# TASK REQUIREMENTS
Copy out the listing exactly.

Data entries

%%

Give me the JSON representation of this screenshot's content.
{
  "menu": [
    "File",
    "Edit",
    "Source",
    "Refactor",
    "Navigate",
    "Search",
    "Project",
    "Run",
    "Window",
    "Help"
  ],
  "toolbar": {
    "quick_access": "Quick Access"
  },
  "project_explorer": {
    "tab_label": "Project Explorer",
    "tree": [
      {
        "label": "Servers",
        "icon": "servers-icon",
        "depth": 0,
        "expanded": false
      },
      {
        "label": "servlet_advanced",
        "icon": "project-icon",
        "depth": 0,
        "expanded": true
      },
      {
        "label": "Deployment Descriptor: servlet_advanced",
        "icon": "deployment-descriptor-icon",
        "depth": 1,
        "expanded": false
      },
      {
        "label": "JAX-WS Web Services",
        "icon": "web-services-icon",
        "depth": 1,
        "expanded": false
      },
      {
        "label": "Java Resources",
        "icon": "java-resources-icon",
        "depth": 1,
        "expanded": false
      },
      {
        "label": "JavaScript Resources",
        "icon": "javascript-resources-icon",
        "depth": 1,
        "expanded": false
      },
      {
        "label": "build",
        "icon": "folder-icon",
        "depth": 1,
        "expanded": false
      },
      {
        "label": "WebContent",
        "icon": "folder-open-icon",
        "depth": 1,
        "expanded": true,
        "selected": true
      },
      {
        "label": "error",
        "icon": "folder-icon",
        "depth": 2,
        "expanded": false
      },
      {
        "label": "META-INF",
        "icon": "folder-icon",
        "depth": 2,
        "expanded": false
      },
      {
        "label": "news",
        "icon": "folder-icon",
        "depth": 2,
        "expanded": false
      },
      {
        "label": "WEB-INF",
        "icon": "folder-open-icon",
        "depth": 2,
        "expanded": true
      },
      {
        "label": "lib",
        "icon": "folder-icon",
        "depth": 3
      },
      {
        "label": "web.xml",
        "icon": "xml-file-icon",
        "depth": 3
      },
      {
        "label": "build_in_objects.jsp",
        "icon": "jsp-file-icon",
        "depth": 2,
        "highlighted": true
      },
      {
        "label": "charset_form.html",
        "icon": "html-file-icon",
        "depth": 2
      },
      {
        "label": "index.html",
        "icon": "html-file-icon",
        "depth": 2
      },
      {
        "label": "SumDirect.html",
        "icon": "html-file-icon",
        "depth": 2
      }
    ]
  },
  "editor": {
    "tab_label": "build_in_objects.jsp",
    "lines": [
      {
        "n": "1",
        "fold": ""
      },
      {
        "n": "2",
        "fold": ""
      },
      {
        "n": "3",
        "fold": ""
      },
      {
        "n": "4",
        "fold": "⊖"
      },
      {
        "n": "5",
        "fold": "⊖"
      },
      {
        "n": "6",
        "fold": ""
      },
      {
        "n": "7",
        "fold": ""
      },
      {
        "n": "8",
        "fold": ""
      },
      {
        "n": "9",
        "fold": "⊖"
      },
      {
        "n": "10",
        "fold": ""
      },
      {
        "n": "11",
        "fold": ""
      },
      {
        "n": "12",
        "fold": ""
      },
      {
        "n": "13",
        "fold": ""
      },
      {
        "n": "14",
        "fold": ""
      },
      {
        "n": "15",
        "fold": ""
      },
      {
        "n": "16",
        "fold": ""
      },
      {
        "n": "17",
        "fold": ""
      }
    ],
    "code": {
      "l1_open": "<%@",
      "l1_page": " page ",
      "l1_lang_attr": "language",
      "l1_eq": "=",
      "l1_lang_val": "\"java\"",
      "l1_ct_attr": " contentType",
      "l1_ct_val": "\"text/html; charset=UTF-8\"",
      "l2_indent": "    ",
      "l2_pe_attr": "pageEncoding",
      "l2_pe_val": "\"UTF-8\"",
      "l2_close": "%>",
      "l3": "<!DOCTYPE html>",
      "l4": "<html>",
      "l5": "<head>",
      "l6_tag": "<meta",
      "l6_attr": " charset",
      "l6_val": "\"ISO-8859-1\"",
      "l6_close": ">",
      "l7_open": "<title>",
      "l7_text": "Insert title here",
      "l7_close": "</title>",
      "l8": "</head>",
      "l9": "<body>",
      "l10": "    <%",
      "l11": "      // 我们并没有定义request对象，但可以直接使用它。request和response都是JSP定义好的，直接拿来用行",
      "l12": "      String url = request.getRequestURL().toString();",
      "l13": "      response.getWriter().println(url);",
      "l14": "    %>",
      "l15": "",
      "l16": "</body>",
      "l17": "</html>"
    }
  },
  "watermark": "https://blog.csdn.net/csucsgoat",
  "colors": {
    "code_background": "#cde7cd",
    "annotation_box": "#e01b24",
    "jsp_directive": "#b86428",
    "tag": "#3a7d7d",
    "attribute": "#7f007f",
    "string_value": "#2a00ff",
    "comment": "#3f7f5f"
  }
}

%%

# OUTPUT OF THE TASK
Give me the JSON representation of this screenshot's content.
{
  "menu": [
    "File",
    "Edit",
    "Source",
    "Refactor",
    "Navigate",
    "Search",
    "Project",
    "Run",
    "Window",
    "Help"
  ],
  "toolbar": {
    "quick_access": "Quick Access"
  },
  "project_explorer": {
    "tab_label": "Project Explorer",
    "tree": [
      {
        "label": "Servers",
        "icon": "servers-icon",
        "depth": 0,
        "expanded": false
      },
      {
        "label": "servlet_advanced",
        "icon": "project-icon",
        "depth": 0,
        "expanded": true
      },
      {
        "label": "Deployment Descriptor: servlet_advanced",
        "icon": "deployment-descriptor-icon",
        "depth": 1,
        "expanded": false
      },
      {
        "label": "JAX-WS Web Services",
        "icon": "web-services-icon",
        "depth": 1,
        "expanded": false
      },
      {
        "label": "Java Resources",
        "icon": "java-resources-icon",
        "depth": 1,
        "expanded": false
      },
      {
        "label": "JavaScript Resources",
        "icon": "javascript-resources-icon",
        "depth": 1,
        "expanded": false
      },
      {
        "label": "build",
        "icon": "folder-icon",
        "depth": 1,
        "expanded": false
      },
      {
        "label": "WebContent",
        "icon": "folder-open-icon",
        "depth": 1,
        "expanded": true,
        "selected": true
      },
      {
        "label": "error",
        "icon": "folder-icon",
        "depth": 2,
        "expanded": false
      },
      {
        "label": "META-INF",
        "icon": "folder-icon",
        "depth": 2,
        "expanded": false
      },
      {
        "label": "news",
        "icon": "folder-icon",
        "depth": 2,
        "expanded": false
      },
      {
        "label": "WEB-INF",
        "icon": "folder-open-icon",
        "depth": 2,
        "expanded": true
      },
      {
        "label": "lib",
        "icon": "folder-icon",
        "depth": 3
      },
      {
        "label": "web.xml",
        "icon": "xml-file-icon",
        "depth": 3
      },
      {
        "label": "build_in_objects.jsp",
        "icon": "jsp-file-icon",
        "depth": 2,
        "highlighted": true
      },
      {
        "label": "charset_form.html",
        "icon": "html-file-icon",
        "depth": 2
      },
      {
        "label": "index.html",
        "icon": "html-file-icon",
        "depth": 2
      },
      {
        "label": "SumDirect.html",
        "icon": "html-file-icon",
        "depth": 2
      }
    ]
  },
  "editor": {
    "tab_label": "build_in_objects.jsp",
    "lines": [
      {
        "n": "1",
        "fold": ""
      },
      {
        "n": "2",
        "fold": ""
      },
      {
        "n": "3",
        "fold": ""
      },
      {
        "n": "4",
        "fold": "⊖"
      },
      {
        "n": "5",
        "fold": "⊖"
      },
      {
        "n": "6",
        "fold": ""
      },
      {
        "n": "7",
        "fold": ""
      },
      {
        "n": "8",
        "fold": ""
      },
      {
        "n": "9",
        "fold": "⊖"
      },
      {
        "n": "10",
        "fold": ""
      },
      {
        "n": "11",
        "fold": ""
      },
      {
        "n": "12",
        "fold": ""
      },
      {
        "n": "13",
        "fold": ""
      },
      {
        "n": "14",
        "fold": ""
      },
      {
        "n": "15",
        "fold": ""
      },
      {
        "n": "16",
        "fold": ""
      },
      {
        "n": "17",
        "fold": ""
      }
    ],
    "code": {
      "l1_open": "<%@",
      "l1_page": " page ",
      "l1_lang_attr": "language",
      "l1_eq": "=",
      "l1_lang_val": "\"java\"",
      "l1_ct_attr": " contentType",
      "l1_ct_val": "\"text/html; charset=UTF-8\"",
      "l2_indent": "    ",
      "l2_pe_attr": "pageEncoding",
      "l2_pe_val": "\"UTF-8\"",
      "l2_close": "%>",
      "l3": "<!DOCTYPE html>",
      "l4": "<html>",
      "l5": "<head>",
      "l6_tag": "<meta",
      "l6_attr": " charset",
      "l6_val": "\"ISO-8859-1\"",
      "l6_close": ">",
      "l7_open": "<title>",
      "l7_text": "Insert title here",
      "l7_close": "</title>",
      "l8": "</head>",
      "l9": "<body>",
      "l10": "    <%",
      "l11": "      // 我们并没有定义request对象，但可以直接使用它。request和response都是JSP定义好的，直接拿来用行",
      "l12": "      String url = request.getRequestURL().toString();",
      "l13": "      response.getWriter().println(url);",
      "l14": "    %>",
      "l15": "",
      "l16": "</body>",
      "l17": "</html>"
    }
  },
  "watermark": "https://blog.csdn.net/csucsgoat",
  "colors": {
    "code_background": "#cde7cd",
    "annotation_box": "#e01b24",
    "jsp_directive": "#b86428",
    "tag": "#3a7d7d",
    "attribute": "#7f007f",
    "string_value": "#2a00ff",
    "comment": "#3f7f5f"
  }
}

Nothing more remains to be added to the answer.